Would you retype every record below exactly as written?

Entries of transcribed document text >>
_ _ _ _

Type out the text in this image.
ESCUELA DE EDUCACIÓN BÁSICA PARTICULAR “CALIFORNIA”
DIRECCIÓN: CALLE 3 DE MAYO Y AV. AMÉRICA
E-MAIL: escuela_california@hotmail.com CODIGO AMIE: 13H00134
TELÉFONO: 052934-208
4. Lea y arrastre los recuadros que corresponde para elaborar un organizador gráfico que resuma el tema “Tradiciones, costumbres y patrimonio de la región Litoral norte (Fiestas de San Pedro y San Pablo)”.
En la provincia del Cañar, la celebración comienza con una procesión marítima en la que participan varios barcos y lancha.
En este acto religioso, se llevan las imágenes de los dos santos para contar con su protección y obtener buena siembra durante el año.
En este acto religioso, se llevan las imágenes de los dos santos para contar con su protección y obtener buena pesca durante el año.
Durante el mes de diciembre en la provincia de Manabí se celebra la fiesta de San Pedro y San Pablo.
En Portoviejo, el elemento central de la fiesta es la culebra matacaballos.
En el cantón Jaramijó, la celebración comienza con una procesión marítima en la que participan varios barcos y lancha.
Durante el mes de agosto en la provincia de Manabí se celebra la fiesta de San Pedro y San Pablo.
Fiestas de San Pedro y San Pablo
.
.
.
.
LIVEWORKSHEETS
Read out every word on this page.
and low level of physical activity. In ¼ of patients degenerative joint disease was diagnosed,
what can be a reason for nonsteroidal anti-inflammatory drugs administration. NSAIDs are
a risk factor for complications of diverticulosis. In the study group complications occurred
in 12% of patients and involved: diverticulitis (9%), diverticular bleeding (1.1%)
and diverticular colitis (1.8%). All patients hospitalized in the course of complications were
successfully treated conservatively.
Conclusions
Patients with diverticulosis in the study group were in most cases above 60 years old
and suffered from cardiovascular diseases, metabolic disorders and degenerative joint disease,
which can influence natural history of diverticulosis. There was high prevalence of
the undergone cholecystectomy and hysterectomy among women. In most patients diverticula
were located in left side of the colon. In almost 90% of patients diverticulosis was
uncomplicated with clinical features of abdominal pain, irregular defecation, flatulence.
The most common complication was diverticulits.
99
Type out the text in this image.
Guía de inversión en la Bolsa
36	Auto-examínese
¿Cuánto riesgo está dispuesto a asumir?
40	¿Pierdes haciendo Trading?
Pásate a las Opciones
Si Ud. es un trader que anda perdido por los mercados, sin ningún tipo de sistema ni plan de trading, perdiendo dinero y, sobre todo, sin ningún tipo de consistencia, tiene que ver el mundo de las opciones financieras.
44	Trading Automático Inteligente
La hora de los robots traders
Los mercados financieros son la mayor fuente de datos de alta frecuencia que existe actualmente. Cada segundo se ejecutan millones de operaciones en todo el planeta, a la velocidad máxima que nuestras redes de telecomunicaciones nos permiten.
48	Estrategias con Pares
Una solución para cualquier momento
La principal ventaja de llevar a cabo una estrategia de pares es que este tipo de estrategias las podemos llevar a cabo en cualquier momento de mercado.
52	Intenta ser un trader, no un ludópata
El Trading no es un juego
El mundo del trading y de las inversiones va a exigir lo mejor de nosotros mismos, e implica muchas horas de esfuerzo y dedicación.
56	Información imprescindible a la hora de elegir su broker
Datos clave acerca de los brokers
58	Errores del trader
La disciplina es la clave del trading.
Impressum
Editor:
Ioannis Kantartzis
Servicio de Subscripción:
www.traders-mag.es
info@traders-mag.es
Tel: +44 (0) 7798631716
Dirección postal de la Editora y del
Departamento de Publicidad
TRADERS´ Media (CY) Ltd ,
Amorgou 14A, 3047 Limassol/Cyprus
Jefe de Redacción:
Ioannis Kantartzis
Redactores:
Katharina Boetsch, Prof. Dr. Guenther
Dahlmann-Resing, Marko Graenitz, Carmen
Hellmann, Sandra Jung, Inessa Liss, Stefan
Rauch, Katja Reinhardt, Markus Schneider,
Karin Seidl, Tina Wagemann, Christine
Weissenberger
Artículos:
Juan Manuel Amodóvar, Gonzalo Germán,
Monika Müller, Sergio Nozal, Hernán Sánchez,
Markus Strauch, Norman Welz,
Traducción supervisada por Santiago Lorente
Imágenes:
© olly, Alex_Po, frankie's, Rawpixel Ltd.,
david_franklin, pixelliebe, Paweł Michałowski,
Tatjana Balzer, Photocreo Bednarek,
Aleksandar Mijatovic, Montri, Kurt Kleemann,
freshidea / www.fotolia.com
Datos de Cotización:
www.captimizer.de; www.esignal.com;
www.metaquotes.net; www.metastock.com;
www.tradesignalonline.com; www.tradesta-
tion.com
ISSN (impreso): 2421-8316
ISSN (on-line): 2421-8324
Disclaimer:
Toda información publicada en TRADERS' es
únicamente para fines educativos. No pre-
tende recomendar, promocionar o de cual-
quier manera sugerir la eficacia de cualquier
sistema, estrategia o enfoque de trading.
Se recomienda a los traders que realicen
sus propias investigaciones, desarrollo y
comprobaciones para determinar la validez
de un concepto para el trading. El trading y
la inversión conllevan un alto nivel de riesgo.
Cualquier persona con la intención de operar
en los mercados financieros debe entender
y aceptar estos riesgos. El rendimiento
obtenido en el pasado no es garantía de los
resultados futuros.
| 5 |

_ _ _ _

RESPONSE AREA >>
Type out the text in this image.
ESCUELA DE EDUCACIÓN BÁSICA PARTICULAR “CALIFORNIA”
DIRECCIÓN: CALLE 3 DE MAYO Y AV. AMÉRICA
E-MAIL: escuela_california@hotmail.com CODIGO AMIE: 13H00134
TELÉFONO: 052934-208
4. Lea y arrastre los recuadros que corresponde para elaborar un organizador gráfico que resuma el tema “Tradiciones, costumbres y patrimonio de la región Litoral norte (Fiestas de San Pedro y San Pablo)”.
En la provincia del Cañar, la celebración comienza con una procesión marítima en la que participan varios barcos y lancha.
En este acto religioso, se llevan las imágenes de los dos santos para contar con su protección y obtener buena siembra durante el año.
En este acto religioso, se llevan las imágenes de los dos santos para contar con su protección y obtener buena pesca durante el año.
Durante el mes de diciembre en la provincia de Manabí se celebra la fiesta de San Pedro y San Pablo.
En Portoviejo, el elemento central de la fiesta es la culebra matacaballos.
En el cantón Jaramijó, la celebración comienza con una procesión marítima en la que participan varios barcos y lancha.
Durante el mes de agosto en la provincia de Manabí se celebra la fiesta de San Pedro y San Pablo.
Fiestas de San Pedro y San Pablo
.
.
.
.
LIVEWORKSHEETS
Read out every word on this page.
and low level of physical activity. In ¼ of patients degenerative joint disease was diagnosed,
what can be a reason for nonsteroidal anti-inflammatory drugs administration. NSAIDs are
a risk factor for complications of diverticulosis. In the study group complications occurred
in 12% of patients and involved: diverticulitis (9%), diverticular bleeding (1.1%)
and diverticular colitis (1.8%). All patients hospitalized in the course of complications were
successfully treated conservatively.
Conclusions
Patients with diverticulosis in the study group were in most cases above 60 years old
and suffered from cardiovascular diseases, metabolic disorders and degenerative joint disease,
which can influence natural history of diverticulosis. There was high prevalence of
the undergone cholecystectomy and hysterectomy among women. In most patients diverticula
were located in left side of the colon. In almost 90% of patients diverticulosis was
uncomplicated with clinical features of abdominal pain, irregular defecation, flatulence.
The most common complication was diverticulits.
99
Type out the text in this image.
Guía de inversión en la Bolsa
36	Auto-examínese
¿Cuánto riesgo está dispuesto a asumir?
40	¿Pierdes haciendo Trading?
Pásate a las Opciones
Si Ud. es un trader que anda perdido por los mercados, sin ningún tipo de sistema ni plan de trading, perdiendo dinero y, sobre todo, sin ningún tipo de consistencia, tiene que ver el mundo de las opciones financieras.
44	Trading Automático Inteligente
La hora de los robots traders
Los mercados financieros son la mayor fuente de datos de alta frecuencia que existe actualmente. Cada segundo se ejecutan millones de operaciones en todo el planeta, a la velocidad máxima que nuestras redes de telecomunicaciones nos permiten.
48	Estrategias con Pares
Una solución para cualquier momento
La principal ventaja de llevar a cabo una estrategia de pares es que este tipo de estrategias las podemos llevar a cabo en cualquier momento de mercado.
52	Intenta ser un trader, no un ludópata
El Trading no es un juego
El mundo del trading y de las inversiones va a exigir lo mejor de nosotros mismos, e implica muchas horas de esfuerzo y dedicación.
56	Información imprescindible a la hora de elegir su broker
Datos clave acerca de los brokers
58	Errores del trader
La disciplina es la clave del trading.
Impressum
Editor:
Ioannis Kantartzis
Servicio de Subscripción:
www.traders-mag.es
info@traders-mag.es
Tel: +44 (0) 7798631716
Dirección postal de la Editora y del
Departamento de Publicidad
TRADERS´ Media (CY) Ltd ,
Amorgou 14A, 3047 Limassol/Cyprus
Jefe de Redacción:
Ioannis Kantartzis
Redactores:
Katharina Boetsch, Prof. Dr. Guenther
Dahlmann-Resing, Marko Graenitz, Carmen
Hellmann, Sandra Jung, Inessa Liss, Stefan
Rauch, Katja Reinhardt, Markus Schneider,
Karin Seidl, Tina Wagemann, Christine
Weissenberger
Artículos:
Juan Manuel Amodóvar, Gonzalo Germán,
Monika Müller, Sergio Nozal, Hernán Sánchez,
Markus Strauch, Norman Welz,
Traducción supervisada por Santiago Lorente
Imágenes:
© olly, Alex_Po, frankie's, Rawpixel Ltd.,
david_franklin, pixelliebe, Paweł Michałowski,
Tatjana Balzer, Photocreo Bednarek,
Aleksandar Mijatovic, Montri, Kurt Kleemann,
freshidea / www.fotolia.com
Datos de Cotización:
www.captimizer.de; www.esignal.com;
www.metaquotes.net; www.metastock.com;
www.tradesignalonline.com; www.tradesta-
tion.com
ISSN (impreso): 2421-8316
ISSN (on-line): 2421-8324
Disclaimer:
Toda información publicada en TRADERS' es
únicamente para fines educativos. No pre-
tende recomendar, promocionar o de cual-
quier manera sugerir la eficacia de cualquier
sistema, estrategia o enfoque de trading.
Se recomienda a los traders que realicen
sus propias investigaciones, desarrollo y
comprobaciones para determinar la validez
de un concepto para el trading. El trading y
la inversión conllevan un alto nivel de riesgo.
Cualquier persona con la intención de operar
en los mercados financieros debe entender
y aceptar estos riesgos. El rendimiento
obtenido en el pasado no es garantía de los
resultados futuros.
| 5 |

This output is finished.